#### [PAGE EXTRACT]
☆ ☆ ☆ ☆ ☆ ☆ ☆

Personally, I found this argument pretty devastating. Worse, SHAM holds, AA has actively suppressed studies that found their program ineffective compared to other, expertise based addiction therapies. That is dishonest, corrupt and really unforgivable. If there are better ways of dealing with addictions it is in everybody's interest that they be better known.

My brother is heavily involved in AA and gobbles up self help books by the dozen, and I was involved in Al-anon for a couple of years, before the lifelong prescription began to weigh on me. Never is there even a mention of the virtue of temperance in their meetings. Instead of virtue crowding out vice, we have unending victimhood coping with a permanent condition.

But still, I regarded 12 step programs as a good thing for some people. Mostly, my problem with the movement was its wimpy stand on alcohol. Instead of trying to extirpate from society a harmful substance, they passively take all fault and guilt upon themselves, more perhaps than makes sense. They never denounce the liquid; the problem is in themselves, the percentage of drinkers who cannot handle it. Self-labelled alcoholics are diseased, not a world where 95 percent of the population imbibes. Permanent enslavement makes the worst victims of alcoholism willing collaborators, tolerating a boozy society without a peep of protest.

Another startling point made in SHAM is about marriage. The self help movement is a contributor to rising divorce rates because it has turned husbands and wives away from the purpose of marriage. "Nowadays young marrieds of both genders may be a tad too focused on their own fulfillment, with catastrophic effects for domestic tranquility." SHAM, citing an interview with David Blankenhorn in 1988, continues,

"`I think people today are less forgiving and relationships and more inclined to walk at the drop of a hat.' He made an interesting point about the famous JFK quote ask not what your country can do for you... and its relevance to a wholesale change in society’s perspective on the institution of marriage. `In years past, getting married was more of a selfless act. You do that in order to build something bigger than you -- a family -- and to be able to give what you could to the children of that union. That is all changed... People go into a marriage expecting to a far greater extent to have their own needs met. Instead of giving to the marriage, they want much more from the marriage. And often what they want is unrealistic.' It is hard to see such mental turnabouts as anything other than a consequence of SHAM-bred insights." (SHAM, p. 36)

Having just attended a weekend-long session about the Baha'i position on marriage and homosexuality, I can say that this point is one that we need to make much more forcefully. I think even the Writings tend to assume that people enter marriage out of altruism rather than ego fulfilment; but that is no longer an assumption that can stand up twenty years after Blankenhorn said that. Today selfishness, or if you prefer, self-actualization, is the default position, assumed by virtually everybody who gets married. Whether that is the fault of the self help movement or of materialism generally, is moot.

The following excellent points about the difference between Baha'i and materialist approaches to sex and marriage were made by our speaker at the sexual identity conference, Mary Kay Radpour,

"Contemporary American values undermine social order and the idea of service as a purpose of life. The Baha'i writings propose that one of the "patent evils" which has been engendered in the American nation is a distortion of our understanding of a chaste and holy life. A materialistic view holds that the purpose of life is pleasure and happiness. A spiritual view holds that the purpose of life is service to humanity and the development of virtues."

☆ ☆ ☆ ☆ ☆ ☆ ☆

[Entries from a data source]
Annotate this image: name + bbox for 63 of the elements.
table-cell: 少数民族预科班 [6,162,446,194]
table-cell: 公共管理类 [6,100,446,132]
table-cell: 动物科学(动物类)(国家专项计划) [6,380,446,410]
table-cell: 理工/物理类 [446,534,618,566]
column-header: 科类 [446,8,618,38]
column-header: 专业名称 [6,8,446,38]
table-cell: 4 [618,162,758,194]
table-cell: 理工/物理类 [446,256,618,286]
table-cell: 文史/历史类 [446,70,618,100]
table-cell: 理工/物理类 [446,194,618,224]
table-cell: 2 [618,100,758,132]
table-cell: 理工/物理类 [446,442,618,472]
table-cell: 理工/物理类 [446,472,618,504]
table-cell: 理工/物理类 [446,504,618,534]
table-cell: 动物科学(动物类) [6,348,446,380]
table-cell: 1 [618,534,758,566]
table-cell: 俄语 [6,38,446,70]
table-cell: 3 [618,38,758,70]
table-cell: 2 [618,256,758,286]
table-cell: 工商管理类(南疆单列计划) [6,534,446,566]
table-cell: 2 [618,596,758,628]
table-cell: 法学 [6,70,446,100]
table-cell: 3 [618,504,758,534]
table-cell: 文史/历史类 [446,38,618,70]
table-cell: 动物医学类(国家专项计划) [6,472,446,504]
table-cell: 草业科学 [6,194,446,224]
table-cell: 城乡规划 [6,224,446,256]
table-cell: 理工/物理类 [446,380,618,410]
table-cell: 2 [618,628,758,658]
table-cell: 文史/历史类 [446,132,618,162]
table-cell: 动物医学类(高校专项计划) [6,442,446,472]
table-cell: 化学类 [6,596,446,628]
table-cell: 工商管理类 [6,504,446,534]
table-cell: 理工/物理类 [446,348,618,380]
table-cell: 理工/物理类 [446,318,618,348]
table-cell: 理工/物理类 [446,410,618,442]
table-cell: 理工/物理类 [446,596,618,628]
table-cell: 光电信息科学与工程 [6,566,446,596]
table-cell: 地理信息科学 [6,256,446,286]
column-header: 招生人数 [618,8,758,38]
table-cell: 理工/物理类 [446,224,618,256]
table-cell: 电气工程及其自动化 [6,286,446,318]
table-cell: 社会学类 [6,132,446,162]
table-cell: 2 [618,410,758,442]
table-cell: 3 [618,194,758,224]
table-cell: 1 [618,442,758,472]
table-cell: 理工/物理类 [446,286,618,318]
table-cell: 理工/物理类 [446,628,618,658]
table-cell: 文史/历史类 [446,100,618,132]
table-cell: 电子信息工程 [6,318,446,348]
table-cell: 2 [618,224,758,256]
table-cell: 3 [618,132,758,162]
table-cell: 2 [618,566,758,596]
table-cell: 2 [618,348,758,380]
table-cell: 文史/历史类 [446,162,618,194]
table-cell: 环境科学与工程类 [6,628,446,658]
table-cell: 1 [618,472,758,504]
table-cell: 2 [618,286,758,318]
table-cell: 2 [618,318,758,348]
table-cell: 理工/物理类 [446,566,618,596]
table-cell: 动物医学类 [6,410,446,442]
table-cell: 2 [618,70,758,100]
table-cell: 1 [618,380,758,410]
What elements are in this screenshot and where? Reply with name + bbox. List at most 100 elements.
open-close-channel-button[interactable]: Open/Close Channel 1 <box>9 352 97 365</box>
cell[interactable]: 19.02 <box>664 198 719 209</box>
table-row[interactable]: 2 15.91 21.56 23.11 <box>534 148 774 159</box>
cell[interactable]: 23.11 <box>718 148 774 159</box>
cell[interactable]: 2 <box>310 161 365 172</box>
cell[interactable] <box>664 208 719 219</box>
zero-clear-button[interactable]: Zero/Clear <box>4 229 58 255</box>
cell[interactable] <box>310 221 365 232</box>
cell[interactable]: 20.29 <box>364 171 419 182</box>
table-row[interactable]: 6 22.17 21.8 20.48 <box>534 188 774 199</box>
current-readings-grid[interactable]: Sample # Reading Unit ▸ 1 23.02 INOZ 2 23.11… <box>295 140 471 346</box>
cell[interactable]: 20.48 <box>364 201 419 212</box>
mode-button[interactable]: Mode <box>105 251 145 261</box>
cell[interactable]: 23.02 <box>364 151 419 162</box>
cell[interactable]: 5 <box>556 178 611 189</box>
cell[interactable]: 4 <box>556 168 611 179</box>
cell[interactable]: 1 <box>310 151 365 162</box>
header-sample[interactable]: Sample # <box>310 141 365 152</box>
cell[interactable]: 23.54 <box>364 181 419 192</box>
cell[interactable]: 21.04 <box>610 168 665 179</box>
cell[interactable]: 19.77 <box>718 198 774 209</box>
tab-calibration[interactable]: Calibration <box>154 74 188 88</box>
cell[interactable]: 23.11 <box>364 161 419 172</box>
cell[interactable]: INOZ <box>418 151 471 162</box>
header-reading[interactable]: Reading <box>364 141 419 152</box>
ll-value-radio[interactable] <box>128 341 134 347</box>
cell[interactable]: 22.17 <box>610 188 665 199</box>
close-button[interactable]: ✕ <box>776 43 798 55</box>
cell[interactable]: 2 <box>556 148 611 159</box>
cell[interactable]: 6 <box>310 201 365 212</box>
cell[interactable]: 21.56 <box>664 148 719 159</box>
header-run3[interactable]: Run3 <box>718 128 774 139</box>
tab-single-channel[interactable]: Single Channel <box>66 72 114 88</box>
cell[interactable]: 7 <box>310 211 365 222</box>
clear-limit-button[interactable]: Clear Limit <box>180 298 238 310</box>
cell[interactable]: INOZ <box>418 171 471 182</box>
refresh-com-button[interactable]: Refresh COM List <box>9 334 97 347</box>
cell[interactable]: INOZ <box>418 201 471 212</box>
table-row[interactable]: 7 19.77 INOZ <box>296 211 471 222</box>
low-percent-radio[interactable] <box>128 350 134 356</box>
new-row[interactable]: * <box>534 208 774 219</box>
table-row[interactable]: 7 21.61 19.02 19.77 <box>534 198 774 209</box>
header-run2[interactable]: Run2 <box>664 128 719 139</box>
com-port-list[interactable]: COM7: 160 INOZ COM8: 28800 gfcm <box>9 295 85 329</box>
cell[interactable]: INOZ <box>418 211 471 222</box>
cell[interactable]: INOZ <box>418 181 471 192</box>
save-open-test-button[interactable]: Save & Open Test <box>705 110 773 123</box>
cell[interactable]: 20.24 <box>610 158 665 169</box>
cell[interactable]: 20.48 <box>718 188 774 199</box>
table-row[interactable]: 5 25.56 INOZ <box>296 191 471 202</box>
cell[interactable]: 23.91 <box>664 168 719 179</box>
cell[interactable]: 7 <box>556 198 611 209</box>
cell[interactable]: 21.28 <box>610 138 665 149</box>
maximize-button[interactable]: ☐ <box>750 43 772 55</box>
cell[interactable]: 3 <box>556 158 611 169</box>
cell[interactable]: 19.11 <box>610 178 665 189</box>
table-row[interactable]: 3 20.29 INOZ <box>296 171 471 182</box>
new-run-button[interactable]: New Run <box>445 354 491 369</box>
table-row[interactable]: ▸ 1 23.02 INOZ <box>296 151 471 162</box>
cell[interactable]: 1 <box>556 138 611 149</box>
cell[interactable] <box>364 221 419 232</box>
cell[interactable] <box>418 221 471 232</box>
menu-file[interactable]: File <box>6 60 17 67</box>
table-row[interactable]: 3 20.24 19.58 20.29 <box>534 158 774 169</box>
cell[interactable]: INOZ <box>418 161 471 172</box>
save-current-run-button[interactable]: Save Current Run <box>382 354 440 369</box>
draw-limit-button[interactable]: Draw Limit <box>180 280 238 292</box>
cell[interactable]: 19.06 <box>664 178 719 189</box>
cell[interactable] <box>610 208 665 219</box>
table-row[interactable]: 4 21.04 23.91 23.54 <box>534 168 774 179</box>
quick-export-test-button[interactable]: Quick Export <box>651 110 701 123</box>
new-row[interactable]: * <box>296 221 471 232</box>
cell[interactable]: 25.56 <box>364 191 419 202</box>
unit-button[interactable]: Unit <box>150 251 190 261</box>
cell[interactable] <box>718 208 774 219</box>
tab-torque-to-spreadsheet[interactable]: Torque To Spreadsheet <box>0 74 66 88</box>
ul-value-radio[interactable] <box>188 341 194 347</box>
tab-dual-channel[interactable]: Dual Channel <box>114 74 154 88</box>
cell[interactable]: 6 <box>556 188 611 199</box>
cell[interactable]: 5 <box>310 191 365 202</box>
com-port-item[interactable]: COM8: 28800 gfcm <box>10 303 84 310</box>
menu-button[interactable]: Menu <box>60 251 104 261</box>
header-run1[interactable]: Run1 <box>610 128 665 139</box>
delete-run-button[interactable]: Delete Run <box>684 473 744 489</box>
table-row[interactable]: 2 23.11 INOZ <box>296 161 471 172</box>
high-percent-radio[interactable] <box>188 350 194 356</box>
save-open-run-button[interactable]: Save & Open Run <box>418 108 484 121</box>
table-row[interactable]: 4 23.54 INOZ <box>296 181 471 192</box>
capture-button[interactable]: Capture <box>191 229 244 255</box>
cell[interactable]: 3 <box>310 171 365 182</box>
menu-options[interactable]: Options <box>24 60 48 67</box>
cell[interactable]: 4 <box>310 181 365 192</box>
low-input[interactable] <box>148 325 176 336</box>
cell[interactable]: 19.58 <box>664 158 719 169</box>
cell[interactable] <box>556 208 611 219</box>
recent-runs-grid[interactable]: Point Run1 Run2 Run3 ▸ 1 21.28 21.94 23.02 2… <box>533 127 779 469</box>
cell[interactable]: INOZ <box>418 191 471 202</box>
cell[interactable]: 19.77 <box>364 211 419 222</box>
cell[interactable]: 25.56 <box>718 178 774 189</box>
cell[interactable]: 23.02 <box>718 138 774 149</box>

☆ ☆ ☆ ☆ ☆ ☆ ☆

Reproduce the passage about the self-help movement word for word, starting at "Personally, I found" and ending at "be better known.".

#### [SOLUTION FOR THIS EXERCISE]
Personally, I found this argument pretty devastating. Worse, SHAM holds, AA has actively suppressed studies that found their program ineffective compared to other, expertise based addiction therapies. That is dishonest, corrupt and really unforgivable. If there are better ways of dealing with addictions it is in everybody's interest that they be better known.